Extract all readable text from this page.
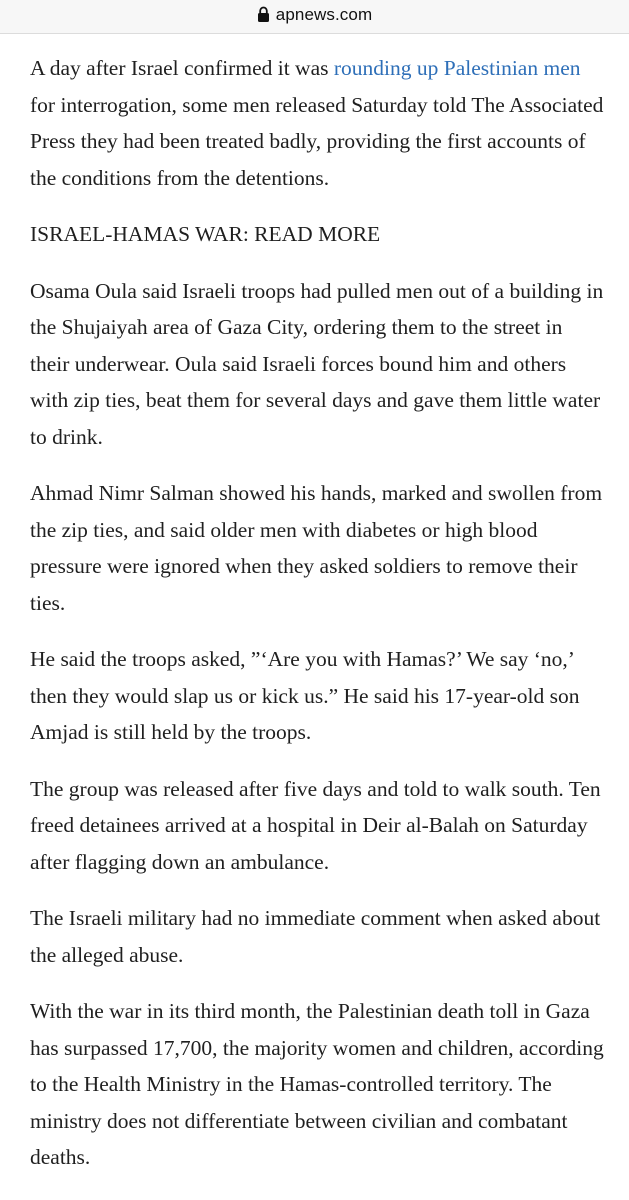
apnews.com

A day after Israel confirmed it was rounding up Palestinian men for interrogation, some men released Saturday told The Associated Press they had been treated badly, providing the first accounts of the conditions from the detentions.

ISRAEL-HAMAS WAR: READ MORE

Osama Oula said Israeli troops had pulled men out of a building in the Shujaiyah area of Gaza City, ordering them to the street in their underwear. Oula said Israeli forces bound him and others with zip ties, beat them for several days and gave them little water to drink.

Ahmad Nimr Salman showed his hands, marked and swollen from the zip ties, and said older men with diabetes or high blood pressure were ignored when they asked soldiers to remove their ties.

He said the troops asked, ”‘Are you with Hamas?’ We say ‘no,’ then they would slap us or kick us.” He said his 17-year-old son Amjad is still held by the troops.

The group was released after five days and told to walk south. Ten freed detainees arrived at a hospital in Deir al-Balah on Saturday after flagging down an ambulance.

The Israeli military had no immediate comment when asked about the alleged abuse.

With the war in its third month, the Palestinian death toll in Gaza has surpassed 17,700, the majority women and children, according to the Health Ministry in the Hamas-controlled territory. The ministry does not differentiate between civilian and combatant deaths.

*****

**YOUR OBJECTIVE**. Without the pictures, restate each entry exactly.

**WRITTEN REPLY**.
Extract all readable text from this page.
apnews.com

A day after Israel confirmed it was rounding up Palestinian men for interrogation, some men released Saturday told The Associated Press they had been treated badly, providing the first accounts of the conditions from the detentions.

ISRAEL-HAMAS WAR: READ MORE

Osama Oula said Israeli troops had pulled men out of a building in the Shujaiyah area of Gaza City, ordering them to the street in their underwear. Oula said Israeli forces bound him and others with zip ties, beat them for several days and gave them little water to drink.

Ahmad Nimr Salman showed his hands, marked and swollen from the zip ties, and said older men with diabetes or high blood pressure were ignored when they asked soldiers to remove their ties.

He said the troops asked, ”‘Are you with Hamas?’ We say ‘no,’ then they would slap us or kick us.” He said his 17-year-old son Amjad is still held by the troops.

The group was released after five days and told to walk south. Ten freed detainees arrived at a hospital in Deir al-Balah on Saturday after flagging down an ambulance.

The Israeli military had no immediate comment when asked about the alleged abuse.

With the war in its third month, the Palestinian death toll in Gaza has surpassed 17,700, the majority women and children, according to the Health Ministry in the Hamas-controlled territory. The ministry does not differentiate between civilian and combatant deaths.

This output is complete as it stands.